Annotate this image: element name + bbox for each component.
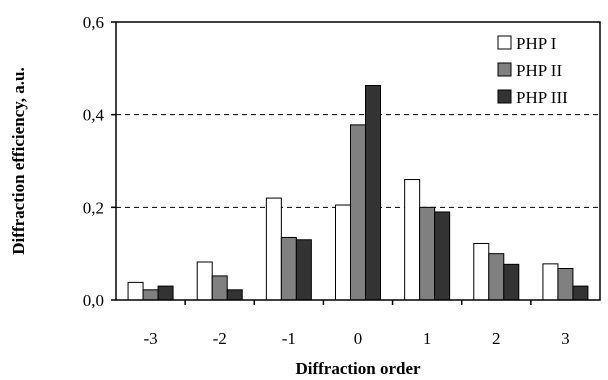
y-tick-label: 0,6 [83, 13, 104, 32]
bar-php-iii-1 [434, 211, 451, 301]
x-tick-label: -2 [213, 329, 227, 348]
bar-marks [127, 84, 589, 301]
bar-php-ii-2 [488, 253, 505, 301]
legend-label: PHP II [516, 61, 562, 80]
bar-php-iii-2 [503, 263, 520, 301]
bar-php-i--2 [196, 261, 213, 301]
x-tick-label: 2 [492, 329, 501, 348]
x-tick-label: -1 [282, 329, 296, 348]
y-axis-ticks: 0,0 0,2 0,4 0,6 [83, 13, 116, 310]
y-axis-title: Diffraction efficiency, a.u. [9, 67, 28, 254]
x-tick-label: 1 [423, 329, 432, 348]
y-tick-label: 0,2 [83, 198, 104, 217]
bar-php-ii--2 [211, 275, 228, 301]
y-tick-label: 0,4 [83, 106, 105, 125]
bar-php-i--3 [127, 281, 144, 301]
x-axis-title: Diffraction order [295, 359, 421, 378]
bar-php-iii--3 [157, 285, 174, 301]
plot-frame [115, 21, 601, 301]
bar-php-iii--1 [295, 239, 312, 301]
bar-php-iii--2 [226, 289, 243, 301]
legend: PHP I PHP II PHP III [497, 34, 568, 107]
y-tick-label: 0,0 [83, 291, 104, 310]
bar-php-ii--3 [142, 289, 159, 301]
bar-php-i--1 [265, 197, 282, 301]
bar-php-ii--1 [280, 236, 297, 301]
bar-php-i-0 [335, 204, 351, 301]
bar-php-iii-3 [572, 285, 589, 301]
x-tick-label: -3 [143, 329, 157, 348]
bar-php-ii-0 [350, 124, 366, 301]
legend-label: PHP I [516, 34, 557, 53]
x-axis-ticks: -3 -2 -1 0 1 2 3 [143, 300, 570, 348]
bar-php-iii-0 [365, 84, 381, 301]
bar-php-i-1 [404, 179, 421, 301]
x-tick-label: 3 [561, 329, 570, 348]
bar-php-ii-3 [557, 267, 574, 301]
legend-swatch [497, 89, 512, 104]
bar-php-ii-1 [419, 206, 436, 301]
legend-swatch [497, 62, 512, 77]
legend-swatch [497, 35, 512, 50]
x-tick-label: 0 [354, 329, 363, 348]
bar-php-i-2 [473, 242, 490, 301]
bar-php-i-3 [542, 263, 559, 301]
legend-label: PHP III [516, 88, 568, 107]
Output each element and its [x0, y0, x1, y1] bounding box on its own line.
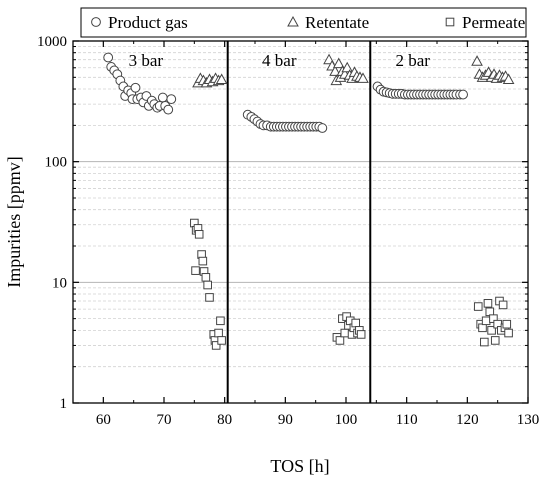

DESCRIPTION OF THE TASK: Begin at the line that has "y-tick-label: 0,6 [83, 13, 104, 32]" and stop after the line that has "bar-php-iii--3 [157, 285, 174, 301]". Rewrite those lines of the records with "Diffraction efficiency" changed to "Relative efficiency" and everything else left as it stands.

RESPONSE:
y-tick-label: 0,6 [83, 13, 104, 32]
bar-php-iii-1 [434, 211, 451, 301]
x-tick-label: -2 [213, 329, 227, 348]
bar-marks [127, 84, 589, 301]
bar-php-ii-2 [488, 253, 505, 301]
legend-label: PHP II [516, 61, 562, 80]
bar-php-iii-2 [503, 263, 520, 301]
bar-php-i--2 [196, 261, 213, 301]
x-tick-label: 2 [492, 329, 501, 348]
x-tick-label: -1 [282, 329, 296, 348]
y-axis-ticks: 0,0 0,2 0,4 0,6 [83, 13, 116, 310]
y-axis-title: Relative efficiency, a.u. [9, 67, 28, 254]
x-tick-label: 1 [423, 329, 432, 348]
y-tick-label: 0,2 [83, 198, 104, 217]
bar-php-ii--2 [211, 275, 228, 301]
y-tick-label: 0,4 [83, 106, 105, 125]
bar-php-i--3 [127, 281, 144, 301]
x-axis-title: Diffraction order [295, 359, 421, 378]
bar-php-iii--3 [157, 285, 174, 301]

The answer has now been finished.